*WRITTEN TASK*:
Only lines holding the word "title" should be copied from the material.

[Start of EXTRACTED DATA]

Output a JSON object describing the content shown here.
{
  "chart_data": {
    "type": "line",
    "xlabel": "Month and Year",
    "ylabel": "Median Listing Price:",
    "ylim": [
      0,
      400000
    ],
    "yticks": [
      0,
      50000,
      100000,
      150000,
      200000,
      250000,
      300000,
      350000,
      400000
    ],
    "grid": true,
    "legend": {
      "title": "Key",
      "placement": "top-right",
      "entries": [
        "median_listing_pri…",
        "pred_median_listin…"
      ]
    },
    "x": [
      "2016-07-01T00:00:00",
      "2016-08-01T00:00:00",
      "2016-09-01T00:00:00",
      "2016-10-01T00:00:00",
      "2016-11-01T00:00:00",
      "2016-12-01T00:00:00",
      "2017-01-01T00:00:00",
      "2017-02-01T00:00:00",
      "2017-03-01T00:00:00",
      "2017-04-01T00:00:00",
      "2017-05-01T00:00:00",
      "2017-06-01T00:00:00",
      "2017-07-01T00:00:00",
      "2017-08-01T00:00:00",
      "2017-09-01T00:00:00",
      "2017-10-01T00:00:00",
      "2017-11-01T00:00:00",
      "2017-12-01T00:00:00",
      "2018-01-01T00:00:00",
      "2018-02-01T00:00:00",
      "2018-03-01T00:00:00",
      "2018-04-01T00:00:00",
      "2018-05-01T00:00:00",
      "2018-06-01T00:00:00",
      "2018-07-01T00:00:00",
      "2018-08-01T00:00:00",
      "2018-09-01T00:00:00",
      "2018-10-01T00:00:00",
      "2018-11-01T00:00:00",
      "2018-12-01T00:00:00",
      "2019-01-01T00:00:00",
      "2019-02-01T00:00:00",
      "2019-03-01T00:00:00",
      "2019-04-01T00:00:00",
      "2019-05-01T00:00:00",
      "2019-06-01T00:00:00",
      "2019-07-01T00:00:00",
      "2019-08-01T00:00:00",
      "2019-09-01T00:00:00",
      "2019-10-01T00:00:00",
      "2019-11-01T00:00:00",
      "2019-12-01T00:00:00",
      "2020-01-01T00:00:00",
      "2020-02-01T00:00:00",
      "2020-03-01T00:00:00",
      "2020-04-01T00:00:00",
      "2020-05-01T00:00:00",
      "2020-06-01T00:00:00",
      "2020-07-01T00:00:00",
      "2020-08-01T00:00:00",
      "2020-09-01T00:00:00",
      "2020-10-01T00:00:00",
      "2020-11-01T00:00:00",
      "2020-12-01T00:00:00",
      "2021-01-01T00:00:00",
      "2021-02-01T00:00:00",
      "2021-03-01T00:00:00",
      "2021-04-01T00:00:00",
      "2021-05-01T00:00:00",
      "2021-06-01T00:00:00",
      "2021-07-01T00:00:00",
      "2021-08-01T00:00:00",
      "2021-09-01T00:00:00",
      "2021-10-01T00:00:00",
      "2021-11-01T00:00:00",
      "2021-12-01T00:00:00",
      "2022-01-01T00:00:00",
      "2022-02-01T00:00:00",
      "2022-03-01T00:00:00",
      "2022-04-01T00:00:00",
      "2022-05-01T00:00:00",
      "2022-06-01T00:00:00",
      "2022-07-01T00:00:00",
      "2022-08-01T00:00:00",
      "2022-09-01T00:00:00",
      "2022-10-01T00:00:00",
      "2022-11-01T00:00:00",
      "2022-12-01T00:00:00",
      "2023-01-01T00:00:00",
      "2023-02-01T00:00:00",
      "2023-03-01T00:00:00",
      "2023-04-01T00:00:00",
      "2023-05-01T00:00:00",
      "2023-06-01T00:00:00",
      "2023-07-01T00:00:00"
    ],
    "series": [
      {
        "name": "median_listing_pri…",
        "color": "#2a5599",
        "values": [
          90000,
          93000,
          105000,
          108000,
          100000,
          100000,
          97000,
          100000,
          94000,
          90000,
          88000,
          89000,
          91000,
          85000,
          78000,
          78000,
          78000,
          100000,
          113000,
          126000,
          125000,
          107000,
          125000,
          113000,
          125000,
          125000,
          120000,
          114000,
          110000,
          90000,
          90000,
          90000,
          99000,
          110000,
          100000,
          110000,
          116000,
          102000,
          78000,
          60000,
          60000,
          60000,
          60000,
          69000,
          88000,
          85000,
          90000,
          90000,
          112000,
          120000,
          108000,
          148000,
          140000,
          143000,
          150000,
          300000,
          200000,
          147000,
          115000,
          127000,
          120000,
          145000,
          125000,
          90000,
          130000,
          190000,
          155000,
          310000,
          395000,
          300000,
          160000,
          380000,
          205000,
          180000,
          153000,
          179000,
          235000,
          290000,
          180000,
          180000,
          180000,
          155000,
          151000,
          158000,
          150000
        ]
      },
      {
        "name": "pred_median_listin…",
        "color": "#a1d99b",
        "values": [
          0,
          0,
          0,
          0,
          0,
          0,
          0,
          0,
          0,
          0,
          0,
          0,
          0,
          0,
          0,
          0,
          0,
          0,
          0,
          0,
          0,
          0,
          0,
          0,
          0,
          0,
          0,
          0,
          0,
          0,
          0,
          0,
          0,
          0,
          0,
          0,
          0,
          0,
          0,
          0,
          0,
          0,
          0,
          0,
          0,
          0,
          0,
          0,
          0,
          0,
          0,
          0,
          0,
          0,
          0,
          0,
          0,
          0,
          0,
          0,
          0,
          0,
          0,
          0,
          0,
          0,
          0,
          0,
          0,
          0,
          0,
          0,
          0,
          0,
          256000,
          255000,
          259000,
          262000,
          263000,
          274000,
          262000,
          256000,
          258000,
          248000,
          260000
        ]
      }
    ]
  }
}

[End of EXTRACTED DATA]
[Start of EXTRACTED DATA]

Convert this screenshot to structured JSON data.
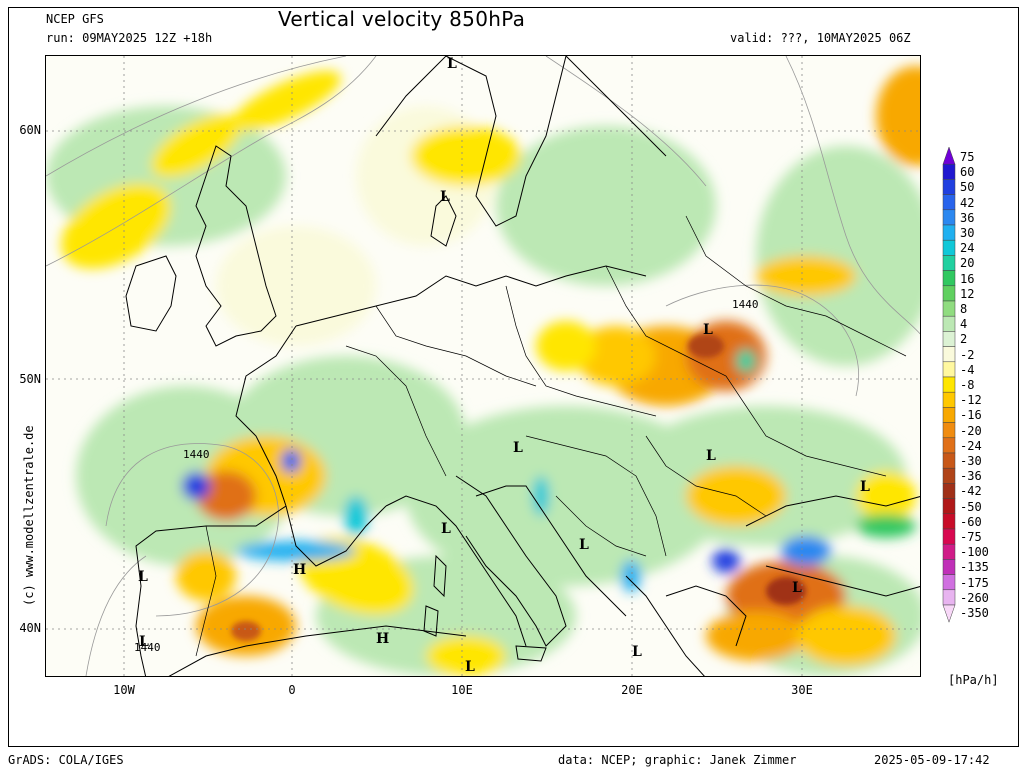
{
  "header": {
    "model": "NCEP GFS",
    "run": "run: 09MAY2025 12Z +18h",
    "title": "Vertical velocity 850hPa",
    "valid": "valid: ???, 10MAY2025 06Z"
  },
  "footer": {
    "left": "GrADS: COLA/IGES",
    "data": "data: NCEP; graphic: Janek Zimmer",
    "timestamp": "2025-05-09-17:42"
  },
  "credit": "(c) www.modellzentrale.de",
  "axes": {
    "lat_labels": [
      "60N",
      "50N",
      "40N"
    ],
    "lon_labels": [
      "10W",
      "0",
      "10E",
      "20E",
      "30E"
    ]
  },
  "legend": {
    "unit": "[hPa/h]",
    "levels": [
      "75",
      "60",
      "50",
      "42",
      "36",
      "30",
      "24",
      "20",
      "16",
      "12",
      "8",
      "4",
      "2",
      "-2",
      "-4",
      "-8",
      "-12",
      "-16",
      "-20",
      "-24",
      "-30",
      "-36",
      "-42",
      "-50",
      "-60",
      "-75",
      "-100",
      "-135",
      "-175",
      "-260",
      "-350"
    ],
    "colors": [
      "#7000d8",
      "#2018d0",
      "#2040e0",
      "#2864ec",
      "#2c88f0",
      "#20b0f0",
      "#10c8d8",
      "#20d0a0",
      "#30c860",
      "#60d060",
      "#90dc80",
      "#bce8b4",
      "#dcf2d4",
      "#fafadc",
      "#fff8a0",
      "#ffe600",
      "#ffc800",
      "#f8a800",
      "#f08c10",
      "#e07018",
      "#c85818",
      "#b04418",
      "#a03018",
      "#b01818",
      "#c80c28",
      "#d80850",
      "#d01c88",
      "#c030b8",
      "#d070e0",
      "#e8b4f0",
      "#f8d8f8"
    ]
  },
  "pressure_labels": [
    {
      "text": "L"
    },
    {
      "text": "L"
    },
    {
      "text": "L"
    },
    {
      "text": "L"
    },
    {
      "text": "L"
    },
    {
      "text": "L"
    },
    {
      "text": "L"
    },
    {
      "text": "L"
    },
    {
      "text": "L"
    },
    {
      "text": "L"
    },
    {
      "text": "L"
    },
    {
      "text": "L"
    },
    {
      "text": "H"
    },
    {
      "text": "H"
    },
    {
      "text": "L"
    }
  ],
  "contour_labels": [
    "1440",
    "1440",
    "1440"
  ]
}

[End of EXTRACTED DATA]

*FINAL RESULT*:
      "title": "Key",
    "title": "Vertical velocity 850hPa",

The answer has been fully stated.